## start Supplied material

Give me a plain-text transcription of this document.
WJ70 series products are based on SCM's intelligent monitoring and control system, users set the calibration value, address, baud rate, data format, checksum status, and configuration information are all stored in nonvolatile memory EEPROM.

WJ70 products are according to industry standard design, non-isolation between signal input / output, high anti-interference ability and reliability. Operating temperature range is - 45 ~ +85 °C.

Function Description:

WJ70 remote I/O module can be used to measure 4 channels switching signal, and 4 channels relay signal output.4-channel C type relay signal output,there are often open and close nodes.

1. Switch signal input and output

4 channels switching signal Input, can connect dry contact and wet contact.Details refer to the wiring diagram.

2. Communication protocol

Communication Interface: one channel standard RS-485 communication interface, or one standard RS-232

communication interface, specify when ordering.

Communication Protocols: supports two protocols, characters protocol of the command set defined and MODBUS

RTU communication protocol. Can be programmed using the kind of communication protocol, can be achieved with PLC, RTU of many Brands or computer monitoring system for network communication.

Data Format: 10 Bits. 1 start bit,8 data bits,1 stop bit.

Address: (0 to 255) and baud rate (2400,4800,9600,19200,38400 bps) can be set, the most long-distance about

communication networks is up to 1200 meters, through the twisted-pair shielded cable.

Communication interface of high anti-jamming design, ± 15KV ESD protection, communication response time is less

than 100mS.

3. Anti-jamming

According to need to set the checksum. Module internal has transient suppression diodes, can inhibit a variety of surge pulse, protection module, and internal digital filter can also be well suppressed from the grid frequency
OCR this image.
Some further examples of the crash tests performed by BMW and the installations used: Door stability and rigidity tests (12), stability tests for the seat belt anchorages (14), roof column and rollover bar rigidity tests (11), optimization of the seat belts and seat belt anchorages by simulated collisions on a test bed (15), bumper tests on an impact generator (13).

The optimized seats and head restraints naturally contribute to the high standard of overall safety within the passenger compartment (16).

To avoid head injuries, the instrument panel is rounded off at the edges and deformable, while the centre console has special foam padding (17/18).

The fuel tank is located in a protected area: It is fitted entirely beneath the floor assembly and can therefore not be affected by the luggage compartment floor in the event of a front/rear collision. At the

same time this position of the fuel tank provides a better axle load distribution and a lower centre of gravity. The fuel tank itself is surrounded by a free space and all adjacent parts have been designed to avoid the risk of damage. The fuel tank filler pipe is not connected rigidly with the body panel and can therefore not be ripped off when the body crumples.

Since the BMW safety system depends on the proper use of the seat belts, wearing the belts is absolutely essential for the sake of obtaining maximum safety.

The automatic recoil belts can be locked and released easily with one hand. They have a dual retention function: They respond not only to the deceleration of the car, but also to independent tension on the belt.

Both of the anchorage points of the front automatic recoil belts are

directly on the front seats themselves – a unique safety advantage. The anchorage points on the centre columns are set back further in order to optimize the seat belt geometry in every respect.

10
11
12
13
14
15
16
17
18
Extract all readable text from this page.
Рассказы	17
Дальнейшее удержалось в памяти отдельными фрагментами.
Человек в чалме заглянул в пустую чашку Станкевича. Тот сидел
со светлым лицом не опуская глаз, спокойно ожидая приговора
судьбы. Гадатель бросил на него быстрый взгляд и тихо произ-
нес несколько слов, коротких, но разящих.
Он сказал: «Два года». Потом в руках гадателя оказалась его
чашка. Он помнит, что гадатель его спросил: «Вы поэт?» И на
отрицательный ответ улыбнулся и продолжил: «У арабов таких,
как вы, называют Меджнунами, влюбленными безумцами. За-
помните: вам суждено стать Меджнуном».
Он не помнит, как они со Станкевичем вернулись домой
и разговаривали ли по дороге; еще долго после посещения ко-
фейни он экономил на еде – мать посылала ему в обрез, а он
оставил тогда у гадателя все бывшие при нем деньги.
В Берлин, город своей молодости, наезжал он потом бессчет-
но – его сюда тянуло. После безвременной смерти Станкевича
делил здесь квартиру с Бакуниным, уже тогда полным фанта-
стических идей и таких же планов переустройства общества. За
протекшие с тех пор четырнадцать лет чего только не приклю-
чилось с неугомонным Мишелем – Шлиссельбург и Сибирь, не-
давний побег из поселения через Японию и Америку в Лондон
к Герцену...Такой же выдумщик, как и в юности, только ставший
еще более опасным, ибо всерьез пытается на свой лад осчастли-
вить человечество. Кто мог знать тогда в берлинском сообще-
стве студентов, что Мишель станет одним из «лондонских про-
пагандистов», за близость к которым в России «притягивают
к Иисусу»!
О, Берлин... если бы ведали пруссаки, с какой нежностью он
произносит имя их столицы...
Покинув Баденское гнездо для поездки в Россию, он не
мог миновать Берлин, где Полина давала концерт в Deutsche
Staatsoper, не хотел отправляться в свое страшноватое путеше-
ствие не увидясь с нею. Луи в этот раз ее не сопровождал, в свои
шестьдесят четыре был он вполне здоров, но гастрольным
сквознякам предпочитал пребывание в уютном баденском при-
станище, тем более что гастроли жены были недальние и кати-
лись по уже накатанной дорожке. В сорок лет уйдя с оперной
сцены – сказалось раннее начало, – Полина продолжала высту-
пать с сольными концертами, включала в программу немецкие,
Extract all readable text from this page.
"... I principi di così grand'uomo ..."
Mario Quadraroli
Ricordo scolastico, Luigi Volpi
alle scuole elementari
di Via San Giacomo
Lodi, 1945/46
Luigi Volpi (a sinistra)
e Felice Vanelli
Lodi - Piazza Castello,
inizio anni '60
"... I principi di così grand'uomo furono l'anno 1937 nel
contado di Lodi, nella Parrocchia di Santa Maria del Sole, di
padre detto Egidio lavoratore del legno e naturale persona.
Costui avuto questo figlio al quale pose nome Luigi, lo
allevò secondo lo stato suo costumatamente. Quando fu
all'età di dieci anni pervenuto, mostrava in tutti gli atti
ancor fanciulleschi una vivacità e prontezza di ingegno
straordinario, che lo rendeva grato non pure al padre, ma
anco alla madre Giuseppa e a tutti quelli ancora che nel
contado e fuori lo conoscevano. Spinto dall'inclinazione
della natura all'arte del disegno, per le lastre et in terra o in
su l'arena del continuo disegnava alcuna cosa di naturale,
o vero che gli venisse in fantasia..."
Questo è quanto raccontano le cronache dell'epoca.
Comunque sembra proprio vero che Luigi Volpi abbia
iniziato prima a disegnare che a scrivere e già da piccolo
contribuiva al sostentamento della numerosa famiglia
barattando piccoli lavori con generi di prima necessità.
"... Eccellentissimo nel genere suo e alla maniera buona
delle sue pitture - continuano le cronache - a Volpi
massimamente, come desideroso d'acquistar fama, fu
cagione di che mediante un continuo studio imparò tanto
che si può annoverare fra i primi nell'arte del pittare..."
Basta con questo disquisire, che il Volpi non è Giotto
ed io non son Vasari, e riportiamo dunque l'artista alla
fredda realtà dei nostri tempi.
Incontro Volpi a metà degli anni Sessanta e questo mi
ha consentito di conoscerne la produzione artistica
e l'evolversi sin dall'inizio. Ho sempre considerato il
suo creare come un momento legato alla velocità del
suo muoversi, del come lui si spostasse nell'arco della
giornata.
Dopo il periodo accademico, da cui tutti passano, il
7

## end Supplied material

Set task
Retype the entries one by one, exactly.

Result of the task
Give me a plain-text transcription of this document.
WJ70 series products are based on SCM's intelligent monitoring and control system, users set the calibration value, address, baud rate, data format, checksum status, and configuration information are all stored in nonvolatile memory EEPROM.

WJ70 products are according to industry standard design, non-isolation between signal input / output, high anti-interference ability and reliability. Operating temperature range is - 45 ~ +85 °C.

Function Description:

WJ70 remote I/O module can be used to measure 4 channels switching signal, and 4 channels relay signal output.4-channel C type relay signal output,there are often open and close nodes.

1. Switch signal input and output

4 channels switching signal Input, can connect dry contact and wet contact.Details refer to the wiring diagram.

2. Communication protocol

Communication Interface: one channel standard RS-485 communication interface, or one standard RS-232

communication interface, specify when ordering.

Communication Protocols: supports two protocols, characters protocol of the command set defined and MODBUS

RTU communication protocol. Can be programmed using the kind of communication protocol, can be achieved with PLC, RTU of many Brands or computer monitoring system for network communication.

Data Format: 10 Bits. 1 start bit,8 data bits,1 stop bit.

Address: (0 to 255) and baud rate (2400,4800,9600,19200,38400 bps) can be set, the most long-distance about

communication networks is up to 1200 meters, through the twisted-pair shielded cable.

Communication interface of high anti-jamming design, ± 15KV ESD protection, communication response time is less

than 100mS.

3. Anti-jamming

According to need to set the checksum. Module internal has transient suppression diodes, can inhibit a variety of surge pulse, protection module, and internal digital filter can also be well suppressed from the grid frequency
OCR this image.
Some further examples of the crash tests performed by BMW and the installations used: Door stability and rigidity tests (12), stability tests for the seat belt anchorages (14), roof column and rollover bar rigidity tests (11), optimization of the seat belts and seat belt anchorages by simulated collisions on a test bed (15), bumper tests on an impact generator (13).

The optimized seats and head restraints naturally contribute to the high standard of overall safety within the passenger compartment (16).

To avoid head injuries, the instrument panel is rounded off at the edges and deformable, while the centre console has special foam padding (17/18).

The fuel tank is located in a protected area: It is fitted entirely beneath the floor assembly and can therefore not be affected by the luggage compartment floor in the event of a front/rear collision. At the

same time this position of the fuel tank provides a better axle load distribution and a lower centre of gravity. The fuel tank itself is surrounded by a free space and all adjacent parts have been designed to avoid the risk of damage. The fuel tank filler pipe is not connected rigidly with the body panel and can therefore not be ripped off when the body crumples.

Since the BMW safety system depends on the proper use of the seat belts, wearing the belts is absolutely essential for the sake of obtaining maximum safety.

The automatic recoil belts can be locked and released easily with one hand. They have a dual retention function: They respond not only to the deceleration of the car, but also to independent tension on the belt.

Both of the anchorage points of the front automatic recoil belts are

directly on the front seats themselves – a unique safety advantage. The anchorage points on the centre columns are set back further in order to optimize the seat belt geometry in every respect.

10
11
12
13
14
15
16
17
18
Extract all readable text from this page.
Рассказы	17
Дальнейшее удержалось в памяти отдельными фрагментами.
Человек в чалме заглянул в пустую чашку Станкевича. Тот сидел
со светлым лицом не опуская глаз, спокойно ожидая приговора
судьбы. Гадатель бросил на него быстрый взгляд и тихо произ-
нес несколько слов, коротких, но разящих.
Он сказал: «Два года». Потом в руках гадателя оказалась его
чашка. Он помнит, что гадатель его спросил: «Вы поэт?» И на
отрицательный ответ улыбнулся и продолжил: «У арабов таких,
как вы, называют Меджнунами, влюбленными безумцами. За-
помните: вам суждено стать Меджнуном».
Он не помнит, как они со Станкевичем вернулись домой
и разговаривали ли по дороге; еще долго после посещения ко-
фейни он экономил на еде – мать посылала ему в обрез, а он
оставил тогда у гадателя все бывшие при нем деньги.
В Берлин, город своей молодости, наезжал он потом бессчет-
но – его сюда тянуло. После безвременной смерти Станкевича
делил здесь квартиру с Бакуниным, уже тогда полным фанта-
стических идей и таких же планов переустройства общества. За
протекшие с тех пор четырнадцать лет чего только не приклю-
чилось с неугомонным Мишелем – Шлиссельбург и Сибирь, не-
давний побег из поселения через Японию и Америку в Лондон
к Герцену...Такой же выдумщик, как и в юности, только ставший
еще более опасным, ибо всерьез пытается на свой лад осчастли-
вить человечество. Кто мог знать тогда в берлинском сообще-
стве студентов, что Мишель станет одним из «лондонских про-
пагандистов», за близость к которым в России «притягивают
к Иисусу»!
О, Берлин... если бы ведали пруссаки, с какой нежностью он
произносит имя их столицы...
Покинув Баденское гнездо для поездки в Россию, он не
мог миновать Берлин, где Полина давала концерт в Deutsche
Staatsoper, не хотел отправляться в свое страшноватое путеше-
ствие не увидясь с нею. Луи в этот раз ее не сопровождал, в свои
шестьдесят четыре был он вполне здоров, но гастрольным
сквознякам предпочитал пребывание в уютном баденском при-
станище, тем более что гастроли жены были недальние и кати-
лись по уже накатанной дорожке. В сорок лет уйдя с оперной
сцены – сказалось раннее начало, – Полина продолжала высту-
пать с сольными концертами, включала в программу немецкие,
Extract all readable text from this page.
"... I principi di così grand'uomo ..."
Mario Quadraroli
Ricordo scolastico, Luigi Volpi
alle scuole elementari
di Via San Giacomo
Lodi, 1945/46
Luigi Volpi (a sinistra)
e Felice Vanelli
Lodi - Piazza Castello,
inizio anni '60
"... I principi di così grand'uomo furono l'anno 1937 nel
contado di Lodi, nella Parrocchia di Santa Maria del Sole, di
padre detto Egidio lavoratore del legno e naturale persona.
Costui avuto questo figlio al quale pose nome Luigi, lo
allevò secondo lo stato suo costumatamente. Quando fu
all'età di dieci anni pervenuto, mostrava in tutti gli atti
ancor fanciulleschi una vivacità e prontezza di ingegno
straordinario, che lo rendeva grato non pure al padre, ma
anco alla madre Giuseppa e a tutti quelli ancora che nel
contado e fuori lo conoscevano. Spinto dall'inclinazione
della natura all'arte del disegno, per le lastre et in terra o in
su l'arena del continuo disegnava alcuna cosa di naturale,
o vero che gli venisse in fantasia..."
Questo è quanto raccontano le cronache dell'epoca.
Comunque sembra proprio vero che Luigi Volpi abbia
iniziato prima a disegnare che a scrivere e già da piccolo
contribuiva al sostentamento della numerosa famiglia
barattando piccoli lavori con generi di prima necessità.
"... Eccellentissimo nel genere suo e alla maniera buona
delle sue pitture - continuano le cronache - a Volpi
massimamente, come desideroso d'acquistar fama, fu
cagione di che mediante un continuo studio imparò tanto
che si può annoverare fra i primi nell'arte del pittare..."
Basta con questo disquisire, che il Volpi non è Giotto
ed io non son Vasari, e riportiamo dunque l'artista alla
fredda realtà dei nostri tempi.
Incontro Volpi a metà degli anni Sessanta e questo mi
ha consentito di conoscerne la produzione artistica
e l'evolversi sin dall'inizio. Ho sempre considerato il
suo creare come un momento legato alla velocità del
suo muoversi, del come lui si spostasse nell'arco della
giornata.
Dopo il periodo accademico, da cui tutti passano, il
7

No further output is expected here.